Task directions: Transcribe the lines that start with the line containing "contact-heading: Contact <box>655" and end with the line containing "gear-icon[interactable] <box>1216 32", including both, copying them exactly.

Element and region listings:
· · ·

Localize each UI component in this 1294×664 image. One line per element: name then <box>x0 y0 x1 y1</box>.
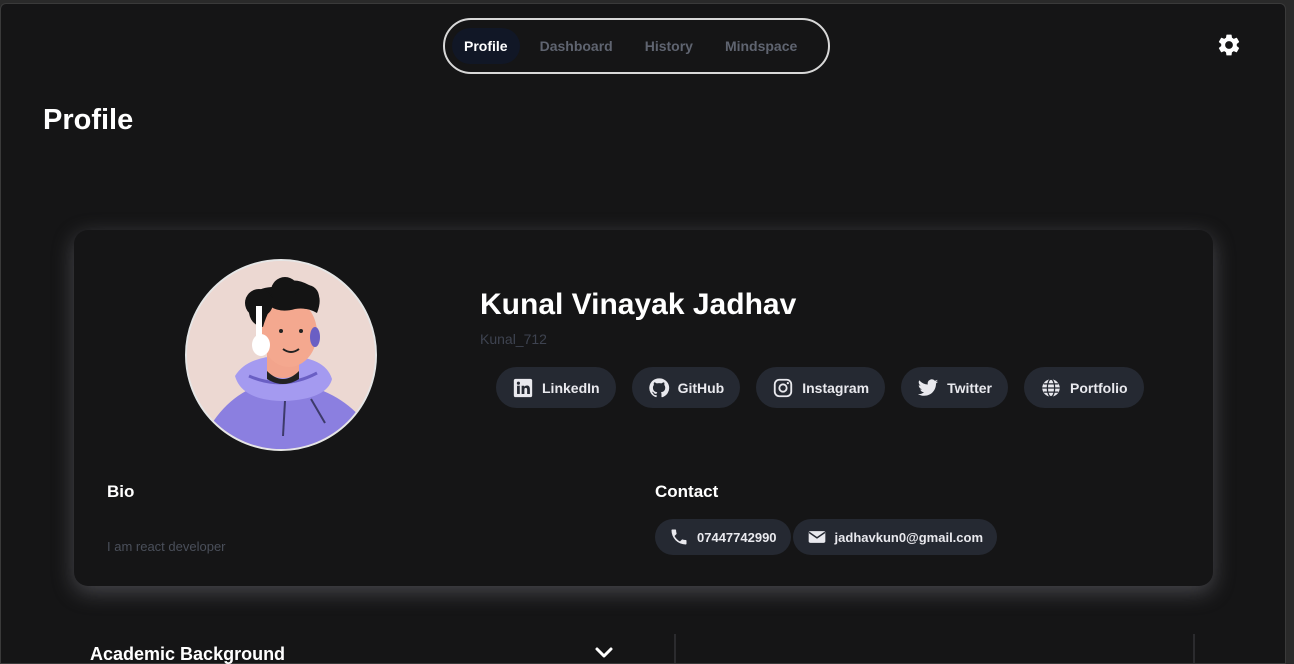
contact-heading: Contact <box>655 482 719 501</box>
github-label: GitHub <box>677 379 725 396</box>
twitter-button[interactable]: Twitter <box>901 367 1008 408</box>
profile-username: Kunal_712 <box>480 331 547 347</box>
avatar <box>185 259 377 451</box>
tab-history[interactable]: History <box>633 28 705 64</box>
right-panel <box>674 634 1195 663</box>
instagram-icon <box>774 378 793 397</box>
bio-text: I am react developer <box>107 539 226 554</box>
profile-card: Kunal Vinayak Jadhav Kunal_712 LinkedIn … <box>74 230 1213 586</box>
twitter-icon <box>918 378 939 396</box>
github-button[interactable]: GitHub <box>631 367 741 408</box>
bio-heading: Bio <box>107 482 135 501</box>
top-nav: Profile Dashboard History Mindspace <box>443 18 830 74</box>
profile-name: Kunal Vinayak Jadhav <box>480 288 797 321</box>
contact-list: 07447742990 jadhavkun0@gmail.com <box>655 519 998 555</box>
phone-number: 07447742990 <box>697 529 777 545</box>
social-links: LinkedIn GitHub Instagram Twitter Portfo… <box>496 367 1144 408</box>
avatar-illustration <box>187 261 375 449</box>
instagram-button[interactable]: Instagram <box>756 367 886 408</box>
twitter-label: Twitter <box>947 379 992 396</box>
page-title: Profile <box>43 104 134 136</box>
instagram-label: Instagram <box>802 379 870 396</box>
linkedin-label: LinkedIn <box>542 379 600 396</box>
gear-icon[interactable] <box>1216 32 1242 58</box>
portfolio-label: Portfolio <box>1070 379 1128 396</box>
linkedin-button[interactable]: LinkedIn <box>496 367 616 408</box>
tab-dashboard[interactable]: Dashboard <box>528 28 625 64</box>
phone-icon <box>671 529 687 545</box>
tab-mindspace[interactable]: Mindspace <box>713 28 809 64</box>
app-window: Profile Dashboard History Mindspace Prof… <box>0 3 1286 664</box>
email-address: jadhavkun0@gmail.com <box>834 529 984 545</box>
tab-profile[interactable]: Profile <box>452 28 520 64</box>
portfolio-button[interactable]: Portfolio <box>1024 367 1144 408</box>
email-button[interactable]: jadhavkun0@gmail.com <box>792 519 998 555</box>
phone-button[interactable]: 07447742990 <box>655 519 791 555</box>
github-icon <box>648 377 669 397</box>
academic-heading: Academic Background <box>90 644 286 664</box>
globe-icon <box>1042 378 1060 397</box>
chevron-down-icon[interactable] <box>594 645 614 661</box>
linkedin-icon <box>513 378 533 397</box>
envelope-icon <box>808 531 825 543</box>
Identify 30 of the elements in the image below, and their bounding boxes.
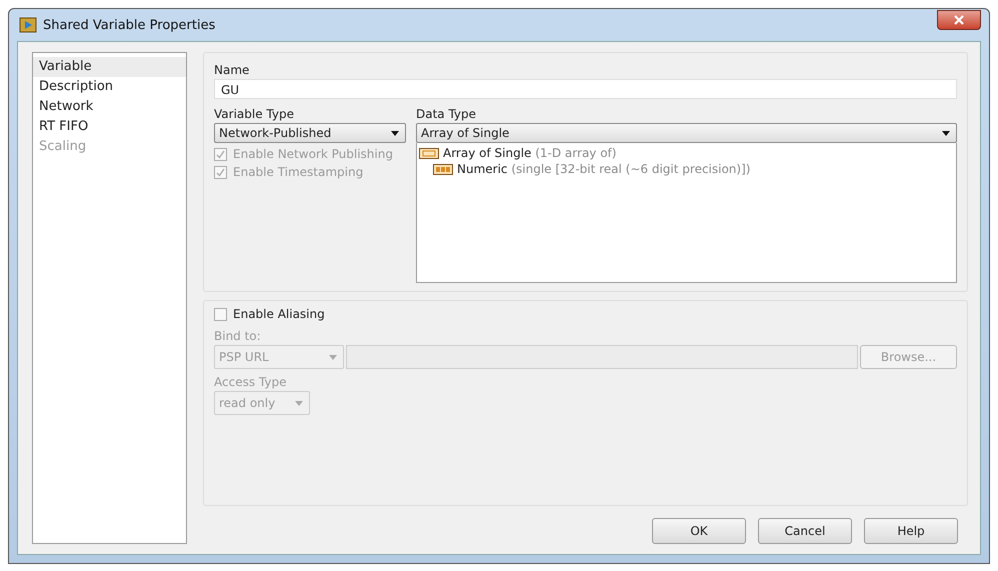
caret-icon (391, 130, 399, 136)
field-label: Variable Type (214, 107, 295, 121)
checkbox-label: Enable Network Publishing (233, 147, 393, 161)
caret-icon (295, 400, 303, 406)
dialog-button[interactable]: Cancel (758, 518, 852, 544)
dialog-button[interactable]: Help (864, 518, 958, 544)
name-field[interactable]: GU (214, 79, 957, 99)
close-button[interactable] (937, 10, 981, 30)
field-label: Name (214, 63, 250, 77)
field-label: Bind to: (214, 329, 262, 343)
type-entry[interactable]: Array of Single (1-D array of) (443, 146, 616, 160)
caret-icon (942, 130, 950, 136)
category-item[interactable]: Network (33, 97, 186, 117)
category-item[interactable]: Variable (33, 57, 186, 77)
field-label: Data Type (416, 107, 478, 121)
type-entry[interactable]: Numeric (single [32-bit real (~6 digit precision)]) (457, 162, 750, 176)
variable-type-dropdown[interactable]: Network-Published (214, 123, 406, 143)
checkbox-label: Enable Timestamping (233, 165, 364, 179)
checkbox-label: Enable Aliasing (233, 307, 325, 321)
caret-icon (329, 354, 337, 360)
array-type-icon (419, 148, 439, 158)
data-type-dropdown[interactable]: Array of Single (416, 123, 957, 143)
category-item[interactable]: Description (33, 77, 186, 97)
field-label: Access Type (214, 375, 288, 389)
app-icon (19, 17, 37, 33)
window-title: Shared Variable Properties (43, 18, 216, 32)
dialog-button[interactable]: OK (652, 518, 746, 544)
numeric-type-icon (433, 164, 453, 174)
category-item[interactable]: RT FIFO (33, 117, 186, 137)
close-icon (953, 15, 965, 25)
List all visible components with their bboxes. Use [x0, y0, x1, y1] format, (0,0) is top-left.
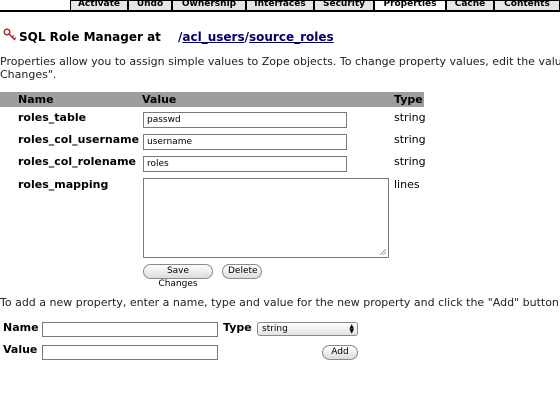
- description-line-2: Changes".: [0, 68, 57, 81]
- property-type-selected: string: [262, 324, 288, 334]
- new-type-label: Type: [223, 321, 252, 334]
- property-type-roles-col-username: string: [394, 133, 426, 146]
- property-type-roles-mapping: lines: [394, 178, 420, 191]
- role-manager-icon: [3, 28, 17, 41]
- property-name-roles-table: roles_table: [18, 111, 87, 124]
- add-property-description: To add a new property, enter a name, typ…: [0, 296, 560, 309]
- roles-table-input[interactable]: [143, 112, 347, 128]
- object-type-label: SQL Role Manager at: [19, 30, 161, 44]
- property-type-roles-table: string: [394, 111, 426, 124]
- save-changes-button[interactable]: Save Changes: [143, 264, 213, 289]
- property-type-roles-col-rolename: string: [394, 155, 426, 168]
- new-property-name-input[interactable]: [42, 322, 218, 337]
- tab-divider-right: [446, 10, 560, 12]
- resize-grip-icon[interactable]: [379, 248, 387, 256]
- roles-mapping-textarea[interactable]: [143, 178, 389, 258]
- column-header-value: Value: [142, 93, 177, 106]
- roles-col-rolename-input[interactable]: [143, 156, 347, 172]
- roles-col-username-input[interactable]: [143, 134, 347, 150]
- property-name-roles-col-rolename: roles_col_rolename: [18, 155, 136, 168]
- table-header: Name Value Type: [0, 92, 424, 107]
- description-line-1: Properties allow you to assign simple va…: [0, 55, 560, 68]
- property-name-roles-col-username: roles_col_username: [18, 133, 140, 146]
- new-value-label: Value: [3, 343, 38, 356]
- column-header-name: Name: [18, 93, 54, 106]
- property-type-select[interactable]: string ▲ ▼: [257, 322, 358, 336]
- tab-divider: [0, 10, 446, 12]
- tab-bar: Activate Undo Ownership Interfaces Secur…: [0, 0, 560, 12]
- breadcrumb-acl-users[interactable]: acl_users: [182, 30, 244, 44]
- page-header: SQL Role Manager at /acl_users/source_ro…: [0, 26, 560, 48]
- properties-description: Properties allow you to assign simple va…: [0, 55, 560, 81]
- select-arrows-icon: ▲ ▼: [349, 323, 354, 335]
- breadcrumb-source-roles[interactable]: source_roles: [249, 30, 334, 44]
- breadcrumb: /acl_users/source_roles: [178, 30, 334, 44]
- new-property-value-input[interactable]: [42, 345, 218, 360]
- add-button[interactable]: Add: [322, 345, 358, 360]
- property-name-roles-mapping: roles_mapping: [18, 178, 109, 191]
- delete-button[interactable]: Delete: [222, 264, 262, 279]
- new-name-label: Name: [3, 321, 39, 334]
- column-header-type: Type: [394, 93, 423, 106]
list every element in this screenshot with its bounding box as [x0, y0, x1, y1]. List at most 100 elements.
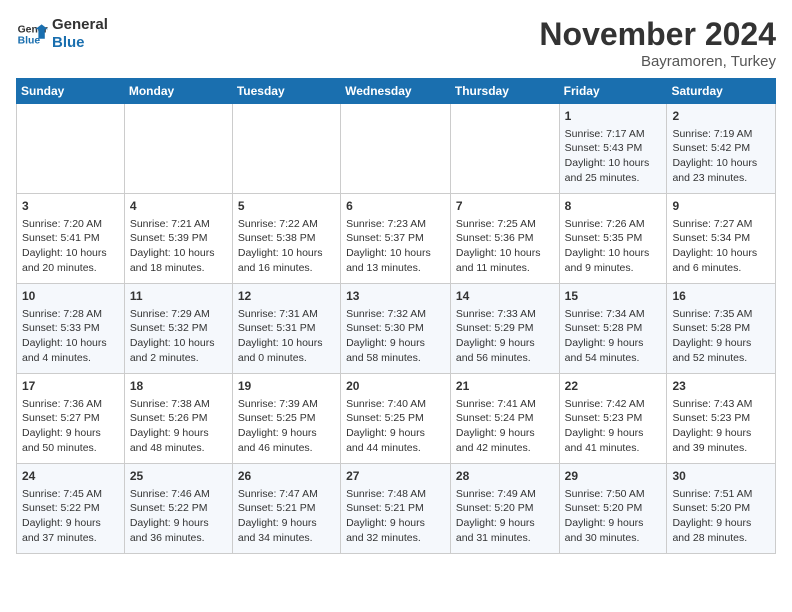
day-content: Daylight: 9 hours and 56 minutes. — [456, 336, 554, 365]
day-content: Sunrise: 7:49 AM — [456, 487, 554, 502]
day-content: Sunset: 5:37 PM — [346, 231, 445, 246]
day-content: Sunrise: 7:27 AM — [672, 217, 770, 232]
day-content: Daylight: 9 hours and 46 minutes. — [238, 426, 335, 455]
day-number: 21 — [456, 378, 554, 395]
day-number: 2 — [672, 108, 770, 125]
day-content: Sunrise: 7:28 AM — [22, 307, 119, 322]
day-content: Daylight: 9 hours and 32 minutes. — [346, 516, 445, 545]
day-content: Daylight: 9 hours and 50 minutes. — [22, 426, 119, 455]
day-content: Daylight: 10 hours and 2 minutes. — [130, 336, 227, 365]
table-row — [232, 104, 340, 194]
location: Bayramoren, Turkey — [539, 53, 776, 70]
day-content: Sunrise: 7:38 AM — [130, 397, 227, 412]
day-content: Sunrise: 7:39 AM — [238, 397, 335, 412]
table-row: 22Sunrise: 7:42 AMSunset: 5:23 PMDayligh… — [559, 374, 667, 464]
day-content: Sunset: 5:23 PM — [565, 411, 662, 426]
table-row — [341, 104, 451, 194]
day-content: Sunset: 5:21 PM — [346, 501, 445, 516]
col-sunday: Sunday — [17, 79, 125, 104]
day-number: 27 — [346, 468, 445, 485]
day-content: Sunset: 5:34 PM — [672, 231, 770, 246]
day-content: Daylight: 9 hours and 39 minutes. — [672, 426, 770, 455]
day-content: Daylight: 10 hours and 6 minutes. — [672, 246, 770, 275]
table-row: 15Sunrise: 7:34 AMSunset: 5:28 PMDayligh… — [559, 284, 667, 374]
day-content: Daylight: 9 hours and 28 minutes. — [672, 516, 770, 545]
day-content: Sunrise: 7:26 AM — [565, 217, 662, 232]
col-tuesday: Tuesday — [232, 79, 340, 104]
day-content: Sunset: 5:28 PM — [565, 321, 662, 336]
table-row: 25 Sunrise: 7:46 AMSunset: 5:22 PMDayligh… — [124, 464, 232, 554]
table-row: 2Sunrise: 7:19 AMSunset: 5:42 PMDaylight… — [667, 104, 776, 194]
day-content: Sunset: 5:33 PM — [22, 321, 119, 336]
day-content: Sunrise: 7:41 AM — [456, 397, 554, 412]
day-content: Daylight: 10 hours and 18 minutes. — [130, 246, 227, 275]
day-content: Sunrise: 7:31 AM — [238, 307, 335, 322]
table-row: 21Sunrise: 7:41 AMSunset: 5:24 PMDayligh… — [450, 374, 559, 464]
table-row: 7Sunrise: 7:25 AMSunset: 5:36 PMDaylight… — [450, 194, 559, 284]
day-content: Sunrise: 7:43 AM — [672, 397, 770, 412]
table-row: 29Sunrise: 7:50 AMSunset: 5:20 PMDayligh… — [559, 464, 667, 554]
day-content: Sunset: 5:25 PM — [346, 411, 445, 426]
title-block: November 2024 Bayramoren, Turkey — [539, 16, 776, 70]
day-content: Sunrise: 7:47 AM — [238, 487, 335, 502]
day-content: Sunset: 5:43 PM — [565, 141, 662, 156]
day-content: Daylight: 9 hours and 37 minutes. — [22, 516, 119, 545]
day-content: Sunrise: 7:46 AM — [130, 487, 227, 502]
table-row: 11Sunrise: 7:29 AMSunset: 5:32 PMDayligh… — [124, 284, 232, 374]
day-number: 11 — [130, 288, 227, 305]
day-content: Sunset: 5:27 PM — [22, 411, 119, 426]
day-content: Sunset: 5:22 PM — [130, 501, 227, 516]
day-number: 9 — [672, 198, 770, 215]
day-number: 15 — [565, 288, 662, 305]
logo-icon: General Blue — [16, 18, 48, 50]
logo-blue: Blue — [52, 34, 108, 52]
calendar-header: Sunday Monday Tuesday Wednesday Thursday… — [17, 79, 776, 104]
col-saturday: Saturday — [667, 79, 776, 104]
table-row: 10Sunrise: 7:28 AMSunset: 5:33 PMDayligh… — [17, 284, 125, 374]
day-content: Daylight: 10 hours and 13 minutes. — [346, 246, 445, 275]
day-number: 18 — [130, 378, 227, 395]
day-content: Daylight: 9 hours and 58 minutes. — [346, 336, 445, 365]
day-content: Sunrise: 7:29 AM — [130, 307, 227, 322]
day-content: Sunset: 5:25 PM — [238, 411, 335, 426]
day-content: Sunset: 5:28 PM — [672, 321, 770, 336]
day-number: 25 — [130, 468, 227, 485]
day-content: Daylight: 10 hours and 0 minutes. — [238, 336, 335, 365]
day-number: 16 — [672, 288, 770, 305]
col-friday: Friday — [559, 79, 667, 104]
day-content: Sunset: 5:42 PM — [672, 141, 770, 156]
day-number: 24 — [22, 468, 119, 485]
calendar-body: 1Sunrise: 7:17 AMSunset: 5:43 PMDaylight… — [17, 104, 776, 554]
table-row — [17, 104, 125, 194]
day-content: Sunset: 5:35 PM — [565, 231, 662, 246]
day-number: 20 — [346, 378, 445, 395]
day-content: Sunrise: 7:50 AM — [565, 487, 662, 502]
day-content: Daylight: 9 hours and 36 minutes. — [130, 516, 227, 545]
day-content: Daylight: 10 hours and 16 minutes. — [238, 246, 335, 275]
table-row: 14Sunrise: 7:33 AMSunset: 5:29 PMDayligh… — [450, 284, 559, 374]
table-row: 30Sunrise: 7:51 AMSunset: 5:20 PMDayligh… — [667, 464, 776, 554]
day-content: Sunrise: 7:25 AM — [456, 217, 554, 232]
day-content: Sunset: 5:38 PM — [238, 231, 335, 246]
table-row: 17Sunrise: 7:36 AMSunset: 5:27 PMDayligh… — [17, 374, 125, 464]
day-content: Daylight: 10 hours and 9 minutes. — [565, 246, 662, 275]
table-row: 19Sunrise: 7:39 AMSunset: 5:25 PMDayligh… — [232, 374, 340, 464]
day-content: Sunset: 5:30 PM — [346, 321, 445, 336]
table-row: 12Sunrise: 7:31 AMSunset: 5:31 PMDayligh… — [232, 284, 340, 374]
table-row: 20Sunrise: 7:40 AMSunset: 5:25 PMDayligh… — [341, 374, 451, 464]
day-content: Sunrise: 7:23 AM — [346, 217, 445, 232]
day-number: 1 — [565, 108, 662, 125]
day-content: Daylight: 9 hours and 41 minutes. — [565, 426, 662, 455]
day-number: 23 — [672, 378, 770, 395]
day-content: Sunset: 5:20 PM — [672, 501, 770, 516]
day-number: 13 — [346, 288, 445, 305]
table-row: 8Sunrise: 7:26 AMSunset: 5:35 PMDaylight… — [559, 194, 667, 284]
day-content: Sunset: 5:36 PM — [456, 231, 554, 246]
day-number: 14 — [456, 288, 554, 305]
table-row: 5Sunrise: 7:22 AMSunset: 5:38 PMDaylight… — [232, 194, 340, 284]
calendar-table: Sunday Monday Tuesday Wednesday Thursday… — [16, 78, 776, 554]
day-content: Sunset: 5:41 PM — [22, 231, 119, 246]
day-content: Sunset: 5:24 PM — [456, 411, 554, 426]
day-content: Sunrise: 7:35 AM — [672, 307, 770, 322]
col-thursday: Thursday — [450, 79, 559, 104]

· · ·

Response to the exercise:
contact-heading: Contact <box>655 482 719 501</box>
github-label: GitHub <box>677 379 725 396</box>
twitter-button[interactable]: Twitter <box>901 367 1008 408</box>
profile-username: Kunal_712 <box>480 331 547 347</box>
avatar <box>185 259 377 451</box>
tab-history[interactable]: History <box>633 28 705 64</box>
right-panel <box>674 634 1195 663</box>
instagram-icon <box>774 378 793 397</box>
bio-text: I am react developer <box>107 539 226 554</box>
profile-card: Kunal Vinayak Jadhav Kunal_712 LinkedIn … <box>74 230 1213 586</box>
twitter-icon <box>918 378 939 396</box>
github-button[interactable]: GitHub <box>631 367 741 408</box>
bio-heading: Bio <box>107 482 135 501</box>
top-nav: Profile Dashboard History Mindspace <box>443 18 830 74</box>
profile-name: Kunal Vinayak Jadhav <box>480 288 797 321</box>
contact-list: 07447742990 jadhavkun0@gmail.com <box>655 519 998 555</box>
phone-number: 07447742990 <box>697 529 777 545</box>
social-links: LinkedIn GitHub Instagram Twitter Portfo… <box>496 367 1144 408</box>
avatar-illustration <box>187 261 375 449</box>
instagram-button[interactable]: Instagram <box>756 367 886 408</box>
twitter-label: Twitter <box>947 379 992 396</box>
page-title: Profile <box>43 104 134 136</box>
instagram-label: Instagram <box>802 379 870 396</box>
linkedin-label: LinkedIn <box>542 379 600 396</box>
gear-icon[interactable] <box>1216 32 1242 58</box>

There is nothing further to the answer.